Working data
— Begin —
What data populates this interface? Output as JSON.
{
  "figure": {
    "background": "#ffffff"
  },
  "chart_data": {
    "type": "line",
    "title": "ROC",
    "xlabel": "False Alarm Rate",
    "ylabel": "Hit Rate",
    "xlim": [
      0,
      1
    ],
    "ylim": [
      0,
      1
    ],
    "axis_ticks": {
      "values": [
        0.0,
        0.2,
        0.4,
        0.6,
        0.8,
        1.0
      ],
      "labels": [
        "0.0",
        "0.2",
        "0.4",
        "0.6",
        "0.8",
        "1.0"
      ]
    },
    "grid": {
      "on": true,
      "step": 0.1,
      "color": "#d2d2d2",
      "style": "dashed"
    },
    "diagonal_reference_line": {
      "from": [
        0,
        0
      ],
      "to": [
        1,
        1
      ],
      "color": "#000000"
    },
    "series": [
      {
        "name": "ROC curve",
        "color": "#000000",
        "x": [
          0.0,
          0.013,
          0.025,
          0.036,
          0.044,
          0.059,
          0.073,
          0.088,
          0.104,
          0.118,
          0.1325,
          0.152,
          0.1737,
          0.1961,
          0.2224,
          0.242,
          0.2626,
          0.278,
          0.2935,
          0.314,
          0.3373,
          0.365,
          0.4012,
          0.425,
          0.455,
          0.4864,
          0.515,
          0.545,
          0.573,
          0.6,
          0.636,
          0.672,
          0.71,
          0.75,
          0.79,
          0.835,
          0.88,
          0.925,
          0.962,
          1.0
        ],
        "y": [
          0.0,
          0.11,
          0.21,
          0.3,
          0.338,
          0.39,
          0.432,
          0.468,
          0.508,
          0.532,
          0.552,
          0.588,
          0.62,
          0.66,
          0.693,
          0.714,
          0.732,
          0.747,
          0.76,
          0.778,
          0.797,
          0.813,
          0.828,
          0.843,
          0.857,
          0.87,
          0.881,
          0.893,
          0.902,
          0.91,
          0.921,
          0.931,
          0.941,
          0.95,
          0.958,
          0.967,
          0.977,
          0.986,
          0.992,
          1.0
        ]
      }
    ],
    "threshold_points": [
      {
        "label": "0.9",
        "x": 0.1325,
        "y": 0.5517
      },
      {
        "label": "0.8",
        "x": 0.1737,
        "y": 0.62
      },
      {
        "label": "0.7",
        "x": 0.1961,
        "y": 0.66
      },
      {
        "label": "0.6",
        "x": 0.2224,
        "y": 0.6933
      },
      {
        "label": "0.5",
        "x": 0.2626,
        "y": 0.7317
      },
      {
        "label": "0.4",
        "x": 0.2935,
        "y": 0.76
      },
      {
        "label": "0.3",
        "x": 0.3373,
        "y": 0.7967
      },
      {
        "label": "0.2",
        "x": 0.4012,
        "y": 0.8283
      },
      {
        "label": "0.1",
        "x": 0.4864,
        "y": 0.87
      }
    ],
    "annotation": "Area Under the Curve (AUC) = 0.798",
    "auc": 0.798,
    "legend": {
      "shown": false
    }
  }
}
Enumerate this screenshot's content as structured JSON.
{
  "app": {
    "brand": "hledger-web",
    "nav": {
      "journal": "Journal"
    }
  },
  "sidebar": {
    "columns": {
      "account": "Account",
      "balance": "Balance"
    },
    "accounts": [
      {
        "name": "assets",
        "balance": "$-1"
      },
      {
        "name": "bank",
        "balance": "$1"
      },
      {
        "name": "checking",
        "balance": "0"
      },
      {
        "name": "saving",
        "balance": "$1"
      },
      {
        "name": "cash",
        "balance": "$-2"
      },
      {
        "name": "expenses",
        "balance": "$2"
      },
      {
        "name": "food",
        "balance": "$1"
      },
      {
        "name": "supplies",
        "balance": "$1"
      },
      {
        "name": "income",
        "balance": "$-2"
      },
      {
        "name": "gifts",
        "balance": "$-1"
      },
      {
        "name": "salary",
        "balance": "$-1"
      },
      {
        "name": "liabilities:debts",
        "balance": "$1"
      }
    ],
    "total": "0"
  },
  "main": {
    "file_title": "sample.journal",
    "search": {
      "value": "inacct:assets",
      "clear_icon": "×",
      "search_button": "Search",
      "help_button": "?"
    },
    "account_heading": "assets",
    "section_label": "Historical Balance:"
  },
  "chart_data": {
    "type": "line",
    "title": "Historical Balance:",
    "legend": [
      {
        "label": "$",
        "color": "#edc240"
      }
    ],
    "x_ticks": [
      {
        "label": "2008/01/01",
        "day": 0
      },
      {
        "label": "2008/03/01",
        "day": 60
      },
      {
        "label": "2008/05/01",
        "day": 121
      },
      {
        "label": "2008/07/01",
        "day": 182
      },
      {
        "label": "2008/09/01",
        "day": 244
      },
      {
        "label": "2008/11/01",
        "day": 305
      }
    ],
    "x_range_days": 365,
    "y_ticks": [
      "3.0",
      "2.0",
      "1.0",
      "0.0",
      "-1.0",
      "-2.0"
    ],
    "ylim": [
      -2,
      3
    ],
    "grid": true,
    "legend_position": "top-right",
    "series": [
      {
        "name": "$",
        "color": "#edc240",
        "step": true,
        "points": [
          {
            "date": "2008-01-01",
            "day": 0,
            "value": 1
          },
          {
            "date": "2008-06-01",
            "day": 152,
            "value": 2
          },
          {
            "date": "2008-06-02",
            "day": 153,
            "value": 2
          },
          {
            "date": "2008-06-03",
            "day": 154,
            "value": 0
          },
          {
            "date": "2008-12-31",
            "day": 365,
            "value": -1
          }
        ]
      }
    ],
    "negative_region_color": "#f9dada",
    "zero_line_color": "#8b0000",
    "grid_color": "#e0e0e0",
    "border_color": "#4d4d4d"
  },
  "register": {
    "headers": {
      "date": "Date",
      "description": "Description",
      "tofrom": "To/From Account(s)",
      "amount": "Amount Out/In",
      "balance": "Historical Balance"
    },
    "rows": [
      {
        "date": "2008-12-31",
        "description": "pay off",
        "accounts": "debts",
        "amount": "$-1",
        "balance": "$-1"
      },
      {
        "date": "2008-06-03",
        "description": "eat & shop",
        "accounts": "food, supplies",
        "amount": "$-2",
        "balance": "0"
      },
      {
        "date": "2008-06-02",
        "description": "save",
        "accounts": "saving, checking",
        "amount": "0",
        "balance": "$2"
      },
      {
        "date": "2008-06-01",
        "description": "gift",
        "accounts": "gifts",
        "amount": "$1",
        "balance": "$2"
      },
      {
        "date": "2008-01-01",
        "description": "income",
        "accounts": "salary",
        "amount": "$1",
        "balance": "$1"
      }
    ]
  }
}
— End —
Task
Reply with one number: the count of lines in the entries that include the word "supplies".

Exercise output
2